<<<<

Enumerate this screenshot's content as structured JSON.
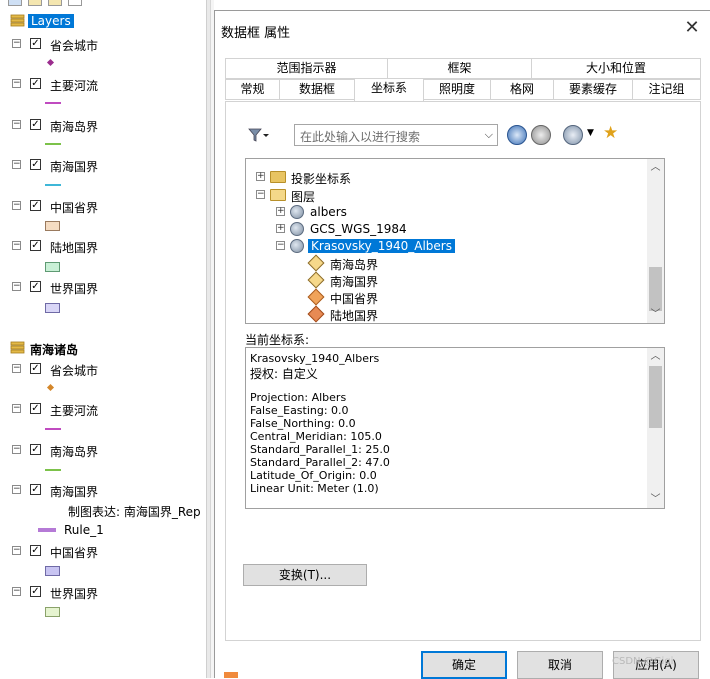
{
  "toc": {
    "root_label": "Layers",
    "group1": {
      "layers": [
        {
          "label": "省会城市",
          "symbol": "point",
          "color": "#9b2d8e"
        },
        {
          "label": "主要河流",
          "symbol": "line",
          "color": "#c04bc0"
        },
        {
          "label": "南海岛界",
          "symbol": "line",
          "color": "#7cc24a"
        },
        {
          "label": "南海国界",
          "symbol": "line",
          "color": "#3fb7d8"
        },
        {
          "label": "中国省界",
          "symbol": "polygon",
          "color": "#f5dcc2"
        },
        {
          "label": "陆地国界",
          "symbol": "polygon",
          "color": "#c9f0d6"
        },
        {
          "label": "世界国界",
          "symbol": "polygon",
          "color": "#d9d6f7"
        }
      ]
    },
    "group2": {
      "label": "南海诸岛",
      "layers": [
        {
          "label": "省会城市",
          "symbol": "point",
          "color": "#d4862a"
        },
        {
          "label": "主要河流",
          "symbol": "line",
          "color": "#c04bc0"
        },
        {
          "label": "南海岛界",
          "symbol": "line",
          "color": "#7cc24a"
        },
        {
          "label": "南海国界",
          "symbol": "none",
          "color": "#000000"
        },
        {
          "label": "中国省界",
          "symbol": "polygon",
          "color": "#c8c4f2"
        },
        {
          "label": "世界国界",
          "symbol": "polygon",
          "color": "#e6f4d0"
        }
      ],
      "representation_label": "制图表达: 南海国界_Rep",
      "rule_label": "Rule_1"
    }
  },
  "dialog": {
    "title": "数据框 属性",
    "close_glyph": "✕",
    "tabs_row1": [
      "范围指示器",
      "框架",
      "大小和位置"
    ],
    "tabs_row2": [
      "常规",
      "数据框",
      "坐标系",
      "照明度",
      "格网",
      "要素缓存",
      "注记组"
    ],
    "active_tab": "坐标系",
    "search_placeholder": "在此处输入以进行搜索",
    "tree": {
      "projected": "投影坐标系",
      "layers_folder": "图层",
      "albers": "albers",
      "gcs": "GCS_WGS_1984",
      "krasovsky": "Krasovsky_1940_Albers",
      "sublayers": [
        "南海岛界",
        "南海国界",
        "中国省界",
        "陆地国界"
      ]
    },
    "current_cs_label": "当前坐标系:",
    "current_cs_lines": [
      "Krasovsky_1940_Albers",
      "授权: 自定义",
      "",
      "Projection: Albers",
      "False_Easting: 0.0",
      "False_Northing: 0.0",
      "Central_Meridian: 105.0",
      "Standard_Parallel_1: 25.0",
      "Standard_Parallel_2: 47.0",
      "Latitude_Of_Origin: 0.0",
      "Linear Unit: Meter (1.0)"
    ],
    "transform_button": "变换(T)...",
    "ok_button": "确定",
    "cancel_button": "取消",
    "apply_button": "应用(A)"
  },
  "watermark": "CSDN @Gigi",
  "colors": {
    "selection": "#0078d7",
    "folder": "#e8c462",
    "group_icon": "#e3b948"
  }
}
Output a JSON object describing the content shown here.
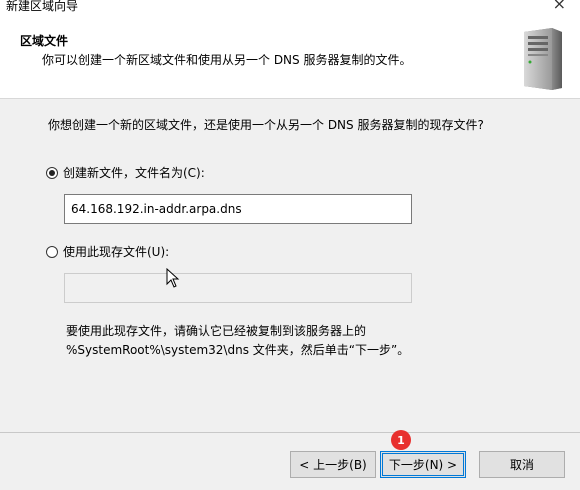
{
  "window": {
    "title": "新建区域向导",
    "close_glyph": "×"
  },
  "header": {
    "title": "区域文件",
    "subtitle": "你可以创建一个新区域文件和使用从另一个 DNS 服务器复制的文件。",
    "icon": "server-icon"
  },
  "main": {
    "question": "你想创建一个新的区域文件，还是使用一个从另一个 DNS 服务器复制的现存文件?",
    "option_create": {
      "label": "创建新文件，文件名为(C):",
      "selected": true,
      "value": "64.168.192.in-addr.arpa.dns"
    },
    "option_existing": {
      "label": "使用此现存文件(U):",
      "selected": false,
      "value": ""
    },
    "note_line1": "要使用此现存文件，请确认它已经被复制到该服务器上的",
    "note_line2": "%SystemRoot%\\system32\\dns 文件夹，然后单击“下一步”。"
  },
  "footer": {
    "back_label": "< 上一步(B)",
    "next_label": "下一步(N) >",
    "cancel_label": "取消",
    "step_badge": "1"
  },
  "colors": {
    "focus": "#0078d7",
    "badge": "#e8302e"
  }
}
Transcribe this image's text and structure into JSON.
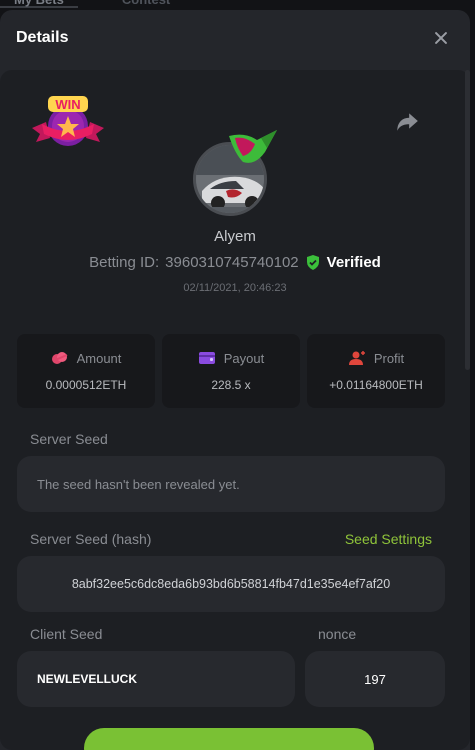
{
  "background_tabs": [
    "My Bets",
    "Contest"
  ],
  "modal": {
    "title": "Details"
  },
  "player": {
    "name": "Alyem",
    "betting_id_label": "Betting ID:",
    "betting_id": "3960310745740102",
    "verified_label": "Verified",
    "datetime": "02/11/2021, 20:46:23"
  },
  "stats": [
    {
      "label": "Amount",
      "value": "0.0000512ETH",
      "icon": "coins-icon",
      "color": "#e0466b"
    },
    {
      "label": "Payout",
      "value": "228.5 x",
      "icon": "wallet-icon",
      "color": "#8a4be0"
    },
    {
      "label": "Profit",
      "value": "+0.01164800ETH",
      "icon": "user-profit-icon",
      "color": "#e0463c"
    }
  ],
  "server_seed": {
    "label": "Server Seed",
    "value": "The seed hasn't been revealed yet."
  },
  "server_seed_hash": {
    "label": "Server Seed (hash)",
    "link": "Seed Settings",
    "value": "8abf32ee5c6dc8eda6b93bd6b58814fb47d1e35e4ef7af20"
  },
  "client_seed": {
    "label": "Client Seed",
    "value": "NEWLEVELLUCK"
  },
  "nonce": {
    "label": "nonce",
    "value": "197"
  },
  "colors": {
    "accent_green": "#8fc43a",
    "verified_green": "#3bbf3b"
  }
}
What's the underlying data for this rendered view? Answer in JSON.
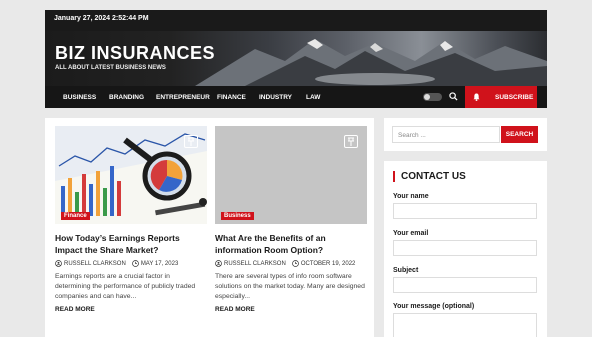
{
  "topbar": {
    "datetime": "January 27, 2024 2:52:44 PM"
  },
  "header": {
    "title": "BIZ INSURANCES",
    "tagline": "ALL ABOUT LATEST BUSINESS NEWS"
  },
  "nav": {
    "items": [
      "BUSINESS",
      "BRANDING",
      "ENTREPRENEUR",
      "FINANCE",
      "INDUSTRY",
      "LAW"
    ],
    "subscribe": "SUBSCRIBE"
  },
  "posts": [
    {
      "category": "Finance",
      "title": "How Today’s Earnings Reports Impact the Share Market?",
      "author": "RUSSELL CLARKSON",
      "date": "MAY 17, 2023",
      "excerpt": "Earnings reports are a crucial factor in determining the performance of publicly traded companies and can have...",
      "read_more": "READ MORE"
    },
    {
      "category": "Business",
      "title": "What Are the Benefits of an information Room Option?",
      "author": "RUSSELL CLARKSON",
      "date": "OCTOBER 19, 2022",
      "excerpt": "There are several types of info room software solutions on the market today. Many are designed especially...",
      "read_more": "READ MORE"
    }
  ],
  "search": {
    "placeholder": "Search ...",
    "button": "SEARCH"
  },
  "contact": {
    "heading": "CONTACT US",
    "name_label": "Your name",
    "email_label": "Your email",
    "subject_label": "Subject",
    "message_label": "Your message (optional)"
  },
  "colors": {
    "accent": "#d0121b",
    "dark": "#161616"
  }
}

>>>>

(Task statement): Repeat all the data as it stands, dropping any images it holds.

(Output below):
Enumerate this screenshot's content as structured JSON.
{
  "toc": {
    "root_label": "Layers",
    "group1": {
      "layers": [
        {
          "label": "省会城市",
          "symbol": "point",
          "color": "#9b2d8e"
        },
        {
          "label": "主要河流",
          "symbol": "line",
          "color": "#c04bc0"
        },
        {
          "label": "南海岛界",
          "symbol": "line",
          "color": "#7cc24a"
        },
        {
          "label": "南海国界",
          "symbol": "line",
          "color": "#3fb7d8"
        },
        {
          "label": "中国省界",
          "symbol": "polygon",
          "color": "#f5dcc2"
        },
        {
          "label": "陆地国界",
          "symbol": "polygon",
          "color": "#c9f0d6"
        },
        {
          "label": "世界国界",
          "symbol": "polygon",
          "color": "#d9d6f7"
        }
      ]
    },
    "group2": {
      "label": "南海诸岛",
      "layers": [
        {
          "label": "省会城市",
          "symbol": "point",
          "color": "#d4862a"
        },
        {
          "label": "主要河流",
          "symbol": "line",
          "color": "#c04bc0"
        },
        {
          "label": "南海岛界",
          "symbol": "line",
          "color": "#7cc24a"
        },
        {
          "label": "南海国界",
          "symbol": "none",
          "color": "#000000"
        },
        {
          "label": "中国省界",
          "symbol": "polygon",
          "color": "#c8c4f2"
        },
        {
          "label": "世界国界",
          "symbol": "polygon",
          "color": "#e6f4d0"
        }
      ],
      "representation_label": "制图表达: 南海国界_Rep",
      "rule_label": "Rule_1"
    }
  },
  "dialog": {
    "title": "数据框 属性",
    "close_glyph": "✕",
    "tabs_row1": [
      "范围指示器",
      "框架",
      "大小和位置"
    ],
    "tabs_row2": [
      "常规",
      "数据框",
      "坐标系",
      "照明度",
      "格网",
      "要素缓存",
      "注记组"
    ],
    "active_tab": "坐标系",
    "search_placeholder": "在此处输入以进行搜索",
    "tree": {
      "projected": "投影坐标系",
      "layers_folder": "图层",
      "albers": "albers",
      "gcs": "GCS_WGS_1984",
      "krasovsky": "Krasovsky_1940_Albers",
      "sublayers": [
        "南海岛界",
        "南海国界",
        "中国省界",
        "陆地国界"
      ]
    },
    "current_cs_label": "当前坐标系:",
    "current_cs_lines": [
      "Krasovsky_1940_Albers",
      "授权: 自定义",
      "",
      "Projection: Albers",
      "False_Easting: 0.0",
      "False_Northing: 0.0",
      "Central_Meridian: 105.0",
      "Standard_Parallel_1: 25.0",
      "Standard_Parallel_2: 47.0",
      "Latitude_Of_Origin: 0.0",
      "Linear Unit: Meter (1.0)"
    ],
    "transform_button": "变换(T)...",
    "ok_button": "确定",
    "cancel_button": "取消",
    "apply_button": "应用(A)"
  },
  "watermark": "CSDN @Gigi",
  "colors": {
    "selection": "#0078d7",
    "folder": "#e8c462",
    "group_icon": "#e3b948"
  }
}
Output a JSON object describing the content shown here.
{
  "window": {
    "title": "新建区域向导",
    "close_glyph": "×"
  },
  "header": {
    "title": "区域文件",
    "subtitle": "你可以创建一个新区域文件和使用从另一个 DNS 服务器复制的文件。",
    "icon": "server-icon"
  },
  "main": {
    "question": "你想创建一个新的区域文件，还是使用一个从另一个 DNS 服务器复制的现存文件?",
    "option_create": {
      "label": "创建新文件，文件名为(C):",
      "selected": true,
      "value": "64.168.192.in-addr.arpa.dns"
    },
    "option_existing": {
      "label": "使用此现存文件(U):",
      "selected": false,
      "value": ""
    },
    "note_line1": "要使用此现存文件，请确认它已经被复制到该服务器上的",
    "note_line2": "%SystemRoot%\\system32\\dns 文件夹，然后单击“下一步”。"
  },
  "footer": {
    "back_label": "< 上一步(B)",
    "next_label": "下一步(N) >",
    "cancel_label": "取消",
    "step_badge": "1"
  },
  "colors": {
    "focus": "#0078d7",
    "badge": "#e8302e"
  }
}
Transcribe this image's text and structure into JSON.
{
  "background_tabs": [
    "My Bets",
    "Contest"
  ],
  "modal": {
    "title": "Details"
  },
  "player": {
    "name": "Alyem",
    "betting_id_label": "Betting ID:",
    "betting_id": "3960310745740102",
    "verified_label": "Verified",
    "datetime": "02/11/2021, 20:46:23"
  },
  "stats": [
    {
      "label": "Amount",
      "value": "0.0000512ETH",
      "icon": "coins-icon",
      "color": "#e0466b"
    },
    {
      "label": "Payout",
      "value": "228.5 x",
      "icon": "wallet-icon",
      "color": "#8a4be0"
    },
    {
      "label": "Profit",
      "value": "+0.01164800ETH",
      "icon": "user-profit-icon",
      "color": "#e0463c"
    }
  ],
  "server_seed": {
    "label": "Server Seed",
    "value": "The seed hasn't been revealed yet."
  },
  "server_seed_hash": {
    "label": "Server Seed (hash)",
    "link": "Seed Settings",
    "value": "8abf32ee5c6dc8eda6b93bd6b58814fb47d1e35e4ef7af20"
  },
  "client_seed": {
    "label": "Client Seed",
    "value": "NEWLEVELLUCK"
  },
  "nonce": {
    "label": "nonce",
    "value": "197"
  },
  "colors": {
    "accent_green": "#8fc43a",
    "verified_green": "#3bbf3b"
  }
}
What's the underlying data for this rendered view? Answer in JSON.
{
  "topbar": {
    "datetime": "January 27, 2024 2:52:44 PM"
  },
  "header": {
    "title": "BIZ INSURANCES",
    "tagline": "ALL ABOUT LATEST BUSINESS NEWS"
  },
  "nav": {
    "items": [
      "BUSINESS",
      "BRANDING",
      "ENTREPRENEUR",
      "FINANCE",
      "INDUSTRY",
      "LAW"
    ],
    "subscribe": "SUBSCRIBE"
  },
  "posts": [
    {
      "category": "Finance",
      "title": "How Today’s Earnings Reports Impact the Share Market?",
      "author": "RUSSELL CLARKSON",
      "date": "MAY 17, 2023",
      "excerpt": "Earnings reports are a crucial factor in determining the performance of publicly traded companies and can have...",
      "read_more": "READ MORE"
    },
    {
      "category": "Business",
      "title": "What Are the Benefits of an information Room Option?",
      "author": "RUSSELL CLARKSON",
      "date": "OCTOBER 19, 2022",
      "excerpt": "There are several types of info room software solutions on the market today. Many are designed especially...",
      "read_more": "READ MORE"
    }
  ],
  "search": {
    "placeholder": "Search ...",
    "button": "SEARCH"
  },
  "contact": {
    "heading": "CONTACT US",
    "name_label": "Your name",
    "email_label": "Your email",
    "subject_label": "Subject",
    "message_label": "Your message (optional)"
  },
  "colors": {
    "accent": "#d0121b",
    "dark": "#161616"
  }
}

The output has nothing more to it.